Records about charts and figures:
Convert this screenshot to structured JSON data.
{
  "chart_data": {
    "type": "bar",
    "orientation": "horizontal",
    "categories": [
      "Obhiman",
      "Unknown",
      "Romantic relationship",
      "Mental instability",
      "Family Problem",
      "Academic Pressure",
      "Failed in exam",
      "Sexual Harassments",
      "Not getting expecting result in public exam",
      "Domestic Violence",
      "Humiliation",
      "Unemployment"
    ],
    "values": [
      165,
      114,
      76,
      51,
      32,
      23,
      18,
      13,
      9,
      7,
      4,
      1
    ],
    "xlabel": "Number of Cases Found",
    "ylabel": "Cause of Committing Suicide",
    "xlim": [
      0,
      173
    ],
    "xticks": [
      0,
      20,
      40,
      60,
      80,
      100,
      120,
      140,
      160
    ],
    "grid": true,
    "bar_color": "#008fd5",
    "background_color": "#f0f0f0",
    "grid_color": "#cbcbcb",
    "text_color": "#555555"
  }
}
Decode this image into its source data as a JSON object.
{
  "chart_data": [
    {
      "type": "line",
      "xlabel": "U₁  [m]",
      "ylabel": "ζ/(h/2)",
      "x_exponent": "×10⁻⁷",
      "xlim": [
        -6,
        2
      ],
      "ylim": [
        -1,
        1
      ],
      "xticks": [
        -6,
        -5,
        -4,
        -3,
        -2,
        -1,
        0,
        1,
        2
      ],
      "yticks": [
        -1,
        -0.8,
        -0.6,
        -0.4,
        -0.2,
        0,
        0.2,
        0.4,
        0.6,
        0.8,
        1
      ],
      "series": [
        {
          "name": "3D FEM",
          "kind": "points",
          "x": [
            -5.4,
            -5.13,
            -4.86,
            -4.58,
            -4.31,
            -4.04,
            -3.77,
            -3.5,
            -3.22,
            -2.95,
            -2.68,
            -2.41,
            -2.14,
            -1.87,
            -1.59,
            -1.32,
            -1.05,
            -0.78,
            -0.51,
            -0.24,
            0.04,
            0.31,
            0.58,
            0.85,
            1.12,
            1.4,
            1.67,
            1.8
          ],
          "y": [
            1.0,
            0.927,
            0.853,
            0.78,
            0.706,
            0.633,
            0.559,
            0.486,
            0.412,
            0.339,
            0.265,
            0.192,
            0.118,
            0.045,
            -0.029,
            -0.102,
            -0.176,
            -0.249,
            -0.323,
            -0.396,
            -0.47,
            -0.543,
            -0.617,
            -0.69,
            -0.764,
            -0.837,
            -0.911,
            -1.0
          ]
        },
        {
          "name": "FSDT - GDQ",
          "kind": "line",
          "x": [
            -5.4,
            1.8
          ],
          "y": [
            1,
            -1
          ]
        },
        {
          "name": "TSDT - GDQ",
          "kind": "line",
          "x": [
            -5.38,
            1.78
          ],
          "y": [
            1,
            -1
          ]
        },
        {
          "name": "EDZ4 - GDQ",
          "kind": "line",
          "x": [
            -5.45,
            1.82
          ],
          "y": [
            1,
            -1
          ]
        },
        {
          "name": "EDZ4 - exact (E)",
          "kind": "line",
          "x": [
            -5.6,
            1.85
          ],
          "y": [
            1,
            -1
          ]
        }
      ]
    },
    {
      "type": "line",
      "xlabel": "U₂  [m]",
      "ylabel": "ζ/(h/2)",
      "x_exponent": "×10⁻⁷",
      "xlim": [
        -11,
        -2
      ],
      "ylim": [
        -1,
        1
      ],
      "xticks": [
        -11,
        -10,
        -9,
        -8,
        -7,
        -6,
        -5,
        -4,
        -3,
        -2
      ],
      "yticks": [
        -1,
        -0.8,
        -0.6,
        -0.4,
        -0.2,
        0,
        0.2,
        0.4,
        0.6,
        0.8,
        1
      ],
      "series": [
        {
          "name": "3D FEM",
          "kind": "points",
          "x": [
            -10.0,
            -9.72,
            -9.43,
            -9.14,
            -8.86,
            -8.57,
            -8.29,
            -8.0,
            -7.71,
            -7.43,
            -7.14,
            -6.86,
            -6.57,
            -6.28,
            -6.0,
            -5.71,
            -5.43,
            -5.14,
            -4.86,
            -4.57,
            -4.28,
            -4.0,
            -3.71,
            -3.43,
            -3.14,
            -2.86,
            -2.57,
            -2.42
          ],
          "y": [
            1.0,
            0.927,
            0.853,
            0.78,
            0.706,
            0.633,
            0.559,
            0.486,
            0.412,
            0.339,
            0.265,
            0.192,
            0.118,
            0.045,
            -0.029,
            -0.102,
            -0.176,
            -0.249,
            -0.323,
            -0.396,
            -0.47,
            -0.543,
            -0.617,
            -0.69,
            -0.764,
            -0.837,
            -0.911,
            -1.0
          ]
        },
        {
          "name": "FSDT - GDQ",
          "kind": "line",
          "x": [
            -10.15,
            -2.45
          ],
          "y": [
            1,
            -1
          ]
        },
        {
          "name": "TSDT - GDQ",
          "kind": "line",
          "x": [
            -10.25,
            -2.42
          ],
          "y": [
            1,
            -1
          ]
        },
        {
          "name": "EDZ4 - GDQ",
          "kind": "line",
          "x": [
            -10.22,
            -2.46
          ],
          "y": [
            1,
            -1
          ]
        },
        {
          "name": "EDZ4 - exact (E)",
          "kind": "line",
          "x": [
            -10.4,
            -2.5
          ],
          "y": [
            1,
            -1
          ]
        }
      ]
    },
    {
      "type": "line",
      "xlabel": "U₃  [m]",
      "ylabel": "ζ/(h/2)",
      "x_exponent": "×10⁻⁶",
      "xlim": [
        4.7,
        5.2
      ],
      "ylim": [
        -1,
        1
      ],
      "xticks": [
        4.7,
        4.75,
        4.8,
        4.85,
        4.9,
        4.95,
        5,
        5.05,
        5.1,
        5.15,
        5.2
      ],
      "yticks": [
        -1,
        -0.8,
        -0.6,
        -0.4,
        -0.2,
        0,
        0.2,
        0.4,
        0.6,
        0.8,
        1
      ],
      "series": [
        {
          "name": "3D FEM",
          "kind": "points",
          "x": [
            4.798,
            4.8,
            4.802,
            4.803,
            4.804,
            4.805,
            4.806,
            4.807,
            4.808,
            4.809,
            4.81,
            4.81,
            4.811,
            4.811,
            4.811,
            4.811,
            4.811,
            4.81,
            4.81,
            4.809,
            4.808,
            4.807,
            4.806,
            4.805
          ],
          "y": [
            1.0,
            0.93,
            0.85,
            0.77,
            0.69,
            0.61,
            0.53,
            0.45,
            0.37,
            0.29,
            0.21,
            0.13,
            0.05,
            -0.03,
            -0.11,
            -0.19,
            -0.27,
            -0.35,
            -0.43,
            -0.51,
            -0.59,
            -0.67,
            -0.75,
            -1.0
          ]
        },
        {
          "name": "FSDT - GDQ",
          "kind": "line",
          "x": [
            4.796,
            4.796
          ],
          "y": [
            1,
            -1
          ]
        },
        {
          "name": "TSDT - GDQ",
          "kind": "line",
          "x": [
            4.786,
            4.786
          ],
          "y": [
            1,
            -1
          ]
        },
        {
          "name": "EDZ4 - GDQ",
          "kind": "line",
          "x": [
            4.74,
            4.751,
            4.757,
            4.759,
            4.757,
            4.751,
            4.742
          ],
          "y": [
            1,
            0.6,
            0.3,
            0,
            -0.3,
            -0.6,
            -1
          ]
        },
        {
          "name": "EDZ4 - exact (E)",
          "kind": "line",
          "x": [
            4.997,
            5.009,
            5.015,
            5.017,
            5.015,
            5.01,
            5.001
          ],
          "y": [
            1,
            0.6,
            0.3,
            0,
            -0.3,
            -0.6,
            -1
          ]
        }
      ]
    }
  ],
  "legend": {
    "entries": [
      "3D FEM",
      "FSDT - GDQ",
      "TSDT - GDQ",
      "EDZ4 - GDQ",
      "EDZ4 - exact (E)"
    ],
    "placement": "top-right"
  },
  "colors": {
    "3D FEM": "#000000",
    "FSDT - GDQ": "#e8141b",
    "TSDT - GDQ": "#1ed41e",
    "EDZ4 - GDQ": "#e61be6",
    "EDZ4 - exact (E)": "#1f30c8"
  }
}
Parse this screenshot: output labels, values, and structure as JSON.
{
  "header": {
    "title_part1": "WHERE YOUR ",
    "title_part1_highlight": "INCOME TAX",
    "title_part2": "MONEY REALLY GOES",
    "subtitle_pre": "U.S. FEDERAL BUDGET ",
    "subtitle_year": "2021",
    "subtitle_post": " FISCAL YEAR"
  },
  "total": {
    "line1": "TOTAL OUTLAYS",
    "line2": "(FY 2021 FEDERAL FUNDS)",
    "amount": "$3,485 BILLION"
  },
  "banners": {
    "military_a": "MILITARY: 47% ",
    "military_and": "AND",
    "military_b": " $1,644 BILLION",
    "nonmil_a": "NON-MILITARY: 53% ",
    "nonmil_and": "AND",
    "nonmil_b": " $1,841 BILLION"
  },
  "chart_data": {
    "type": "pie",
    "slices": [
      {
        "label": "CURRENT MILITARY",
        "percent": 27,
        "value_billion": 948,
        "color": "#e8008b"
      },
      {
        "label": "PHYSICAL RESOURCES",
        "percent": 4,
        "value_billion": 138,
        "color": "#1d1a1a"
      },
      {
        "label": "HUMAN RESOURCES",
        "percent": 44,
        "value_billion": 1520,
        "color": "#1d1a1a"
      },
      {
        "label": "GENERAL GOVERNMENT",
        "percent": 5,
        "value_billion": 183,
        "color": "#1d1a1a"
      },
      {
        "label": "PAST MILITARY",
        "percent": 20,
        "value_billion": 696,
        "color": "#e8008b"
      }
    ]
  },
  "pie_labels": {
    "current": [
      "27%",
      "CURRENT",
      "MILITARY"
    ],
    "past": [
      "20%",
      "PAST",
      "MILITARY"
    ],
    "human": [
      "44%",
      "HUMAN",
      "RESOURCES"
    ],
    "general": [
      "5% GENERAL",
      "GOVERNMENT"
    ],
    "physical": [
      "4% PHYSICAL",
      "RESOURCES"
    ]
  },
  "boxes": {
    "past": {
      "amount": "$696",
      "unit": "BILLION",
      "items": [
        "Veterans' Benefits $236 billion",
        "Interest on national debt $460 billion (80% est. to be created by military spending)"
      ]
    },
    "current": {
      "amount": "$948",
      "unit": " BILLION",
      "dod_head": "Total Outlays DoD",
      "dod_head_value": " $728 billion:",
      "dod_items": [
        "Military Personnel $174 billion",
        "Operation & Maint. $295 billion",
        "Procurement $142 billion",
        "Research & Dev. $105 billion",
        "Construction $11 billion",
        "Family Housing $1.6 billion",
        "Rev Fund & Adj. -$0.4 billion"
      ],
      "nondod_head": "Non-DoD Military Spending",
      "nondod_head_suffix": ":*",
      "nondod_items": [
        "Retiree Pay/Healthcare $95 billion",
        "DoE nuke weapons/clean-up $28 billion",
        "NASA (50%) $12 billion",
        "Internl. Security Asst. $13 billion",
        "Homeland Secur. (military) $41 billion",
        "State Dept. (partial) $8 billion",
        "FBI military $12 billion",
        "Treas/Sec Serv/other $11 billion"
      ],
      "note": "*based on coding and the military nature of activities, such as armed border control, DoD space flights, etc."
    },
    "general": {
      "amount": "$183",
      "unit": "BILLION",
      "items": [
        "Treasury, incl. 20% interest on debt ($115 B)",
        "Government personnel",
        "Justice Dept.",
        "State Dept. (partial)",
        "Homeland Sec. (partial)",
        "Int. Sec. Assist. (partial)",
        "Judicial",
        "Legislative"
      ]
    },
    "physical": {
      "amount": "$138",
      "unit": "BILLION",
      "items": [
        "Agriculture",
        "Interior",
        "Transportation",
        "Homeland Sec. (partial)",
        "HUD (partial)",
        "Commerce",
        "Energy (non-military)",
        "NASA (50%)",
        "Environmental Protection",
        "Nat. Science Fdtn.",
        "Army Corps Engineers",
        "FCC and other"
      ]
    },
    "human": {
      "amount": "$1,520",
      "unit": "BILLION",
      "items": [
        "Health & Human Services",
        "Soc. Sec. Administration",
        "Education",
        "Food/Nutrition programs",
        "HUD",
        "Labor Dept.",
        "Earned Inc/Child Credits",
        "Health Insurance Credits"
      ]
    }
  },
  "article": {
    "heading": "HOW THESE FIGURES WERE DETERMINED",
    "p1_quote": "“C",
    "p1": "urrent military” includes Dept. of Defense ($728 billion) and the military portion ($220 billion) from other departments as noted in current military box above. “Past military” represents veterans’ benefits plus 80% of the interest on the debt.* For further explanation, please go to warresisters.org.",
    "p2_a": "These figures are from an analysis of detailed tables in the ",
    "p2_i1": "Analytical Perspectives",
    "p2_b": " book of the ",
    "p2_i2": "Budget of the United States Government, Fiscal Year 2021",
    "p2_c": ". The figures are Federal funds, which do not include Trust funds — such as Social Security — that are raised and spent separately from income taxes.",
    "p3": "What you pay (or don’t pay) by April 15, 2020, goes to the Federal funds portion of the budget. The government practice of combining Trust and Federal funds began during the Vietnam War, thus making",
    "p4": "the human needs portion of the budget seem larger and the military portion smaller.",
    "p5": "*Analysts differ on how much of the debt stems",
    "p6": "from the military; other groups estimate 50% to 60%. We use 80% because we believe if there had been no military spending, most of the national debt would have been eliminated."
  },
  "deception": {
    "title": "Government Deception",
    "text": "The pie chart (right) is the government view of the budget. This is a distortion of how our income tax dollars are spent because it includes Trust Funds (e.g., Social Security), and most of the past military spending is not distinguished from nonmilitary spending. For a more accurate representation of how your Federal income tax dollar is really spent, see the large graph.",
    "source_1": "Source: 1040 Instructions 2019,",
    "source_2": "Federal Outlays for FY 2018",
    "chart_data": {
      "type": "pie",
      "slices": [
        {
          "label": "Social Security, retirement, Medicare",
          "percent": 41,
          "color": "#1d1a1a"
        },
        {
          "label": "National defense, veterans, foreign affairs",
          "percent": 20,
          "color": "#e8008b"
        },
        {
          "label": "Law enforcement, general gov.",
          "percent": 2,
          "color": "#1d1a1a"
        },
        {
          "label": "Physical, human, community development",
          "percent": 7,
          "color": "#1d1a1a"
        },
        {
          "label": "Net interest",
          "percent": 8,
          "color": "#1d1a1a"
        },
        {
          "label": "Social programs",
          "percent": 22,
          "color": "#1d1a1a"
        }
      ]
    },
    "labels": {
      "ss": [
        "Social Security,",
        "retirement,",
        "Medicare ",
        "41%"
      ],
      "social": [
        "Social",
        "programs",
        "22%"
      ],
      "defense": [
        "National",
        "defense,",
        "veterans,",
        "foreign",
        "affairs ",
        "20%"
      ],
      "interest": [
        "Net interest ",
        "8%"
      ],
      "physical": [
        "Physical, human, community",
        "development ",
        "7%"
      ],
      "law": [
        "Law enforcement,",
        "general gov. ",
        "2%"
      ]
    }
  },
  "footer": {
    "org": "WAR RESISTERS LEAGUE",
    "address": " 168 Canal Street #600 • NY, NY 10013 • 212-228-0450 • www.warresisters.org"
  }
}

» **YOUR INSTRUCTIONS**
Report only a number: how many lines in the material above contain the string "Security".

» **WRITTEN SOLUTION**
5